---------- EXCERPTED DATA ----------

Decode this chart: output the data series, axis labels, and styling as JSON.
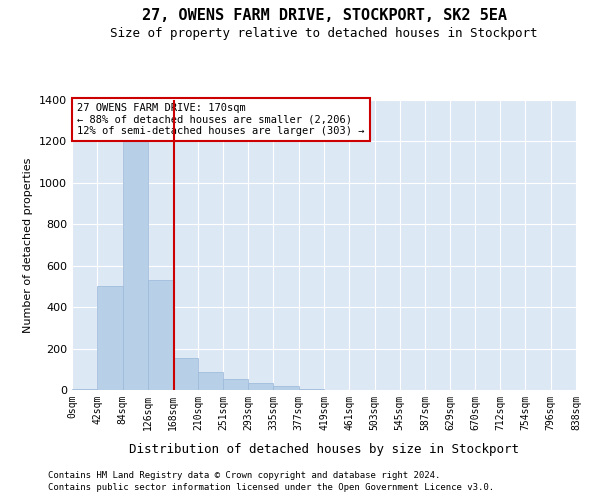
{
  "title": "27, OWENS FARM DRIVE, STOCKPORT, SK2 5EA",
  "subtitle": "Size of property relative to detached houses in Stockport",
  "xlabel": "Distribution of detached houses by size in Stockport",
  "ylabel": "Number of detached properties",
  "bar_color": "#b8cfe8",
  "bar_edge_color": "#99b8d8",
  "background_color": "#dde8f5",
  "grid_color": "#ffffff",
  "vline_x": 170,
  "vline_color": "#cc0000",
  "bin_edges": [
    0,
    42,
    84,
    126,
    168,
    210,
    251,
    293,
    335,
    377,
    419,
    461,
    503,
    545,
    587,
    629,
    670,
    712,
    754,
    796,
    838
  ],
  "bar_heights": [
    5,
    500,
    1230,
    530,
    155,
    85,
    55,
    35,
    20,
    5,
    0,
    0,
    0,
    0,
    0,
    0,
    0,
    0,
    0,
    0
  ],
  "ylim": [
    0,
    1400
  ],
  "yticks": [
    0,
    200,
    400,
    600,
    800,
    1000,
    1200,
    1400
  ],
  "annotation_text": "27 OWENS FARM DRIVE: 170sqm\n← 88% of detached houses are smaller (2,206)\n12% of semi-detached houses are larger (303) →",
  "annotation_box_color": "#ffffff",
  "annotation_border_color": "#cc0000",
  "fig_bg": "#ffffff",
  "footnote1": "Contains HM Land Registry data © Crown copyright and database right 2024.",
  "footnote2": "Contains public sector information licensed under the Open Government Licence v3.0."
}
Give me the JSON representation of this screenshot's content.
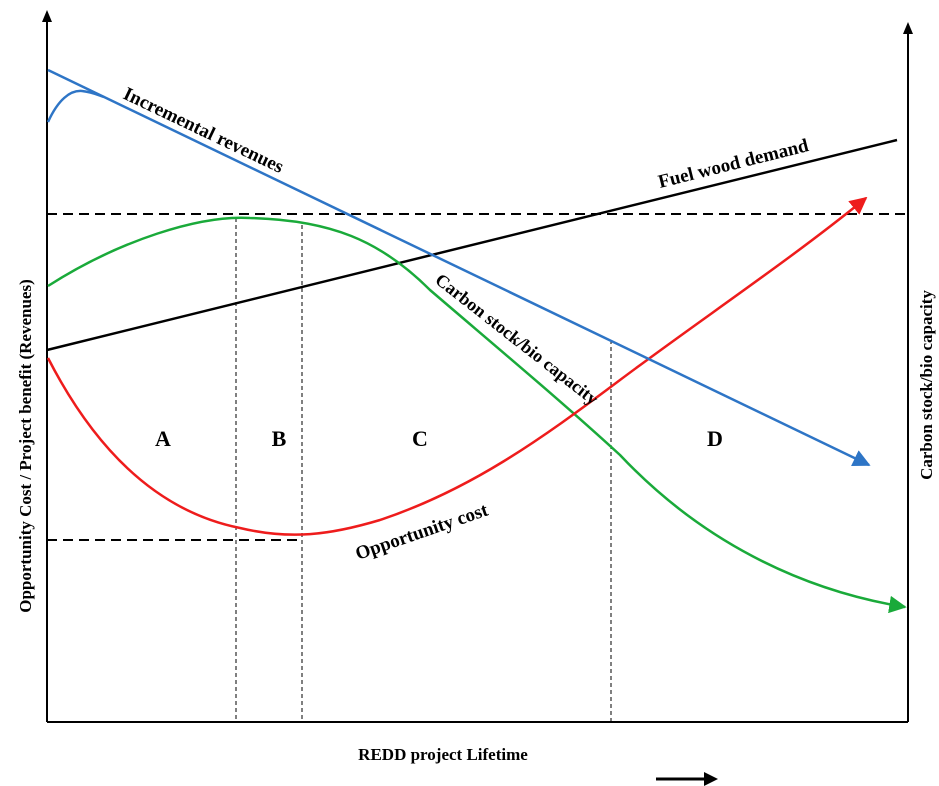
{
  "title": "",
  "axes": {
    "y_left_label": "Opportunity Cost / Project benefit (Revenues)",
    "y_right_label": "Carbon stock/bio capacity",
    "x_label": "REDD project Lifetime"
  },
  "curves": {
    "incremental_revenues": {
      "label": "Incremental revenues",
      "color": "#2e75c6"
    },
    "fuel_wood_demand": {
      "label": "Fuel wood demand",
      "color": "#000000"
    },
    "carbon_stock": {
      "label": "Carbon stock/bio capacity",
      "color": "#1aaa3a"
    },
    "opportunity_cost": {
      "label": "Opportunity cost",
      "color": "#ee1c1c"
    }
  },
  "regions": [
    "A",
    "B",
    "C",
    "D"
  ],
  "icons": {
    "x_direction": "right-arrow-icon"
  }
}
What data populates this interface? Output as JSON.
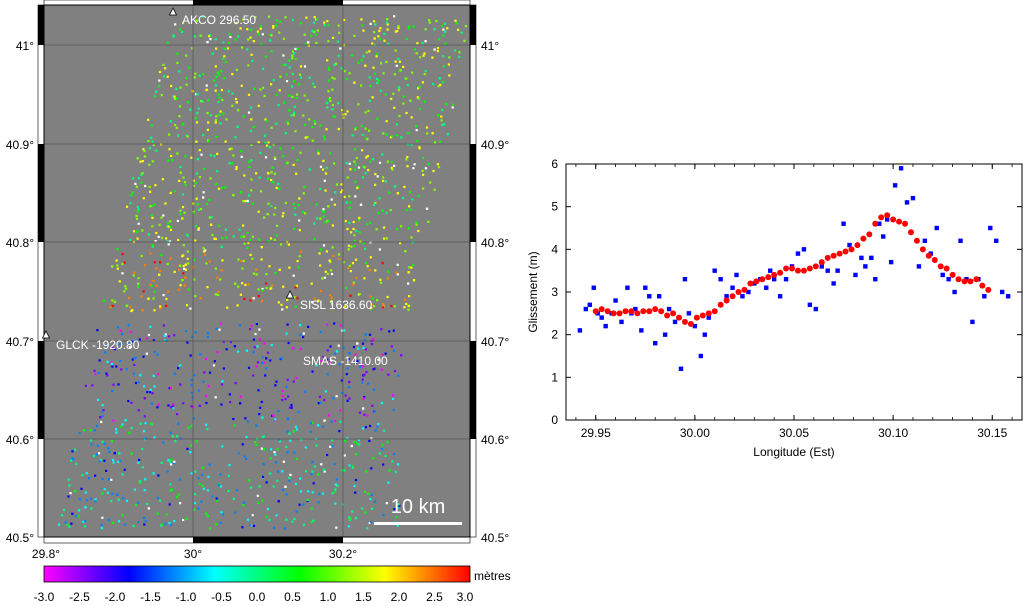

----------

Pull every line containing "DRIVE" out of the data above.

  "title": "27, OWENS FARM DRIVE, STOCKPORT, SK2 5EA",
  "annotation_text": "27 OWENS FARM DRIVE: 170sqm\n← 88% of detached houses are smaller (2,206)\n12% of semi-detached houses are larger (303) →",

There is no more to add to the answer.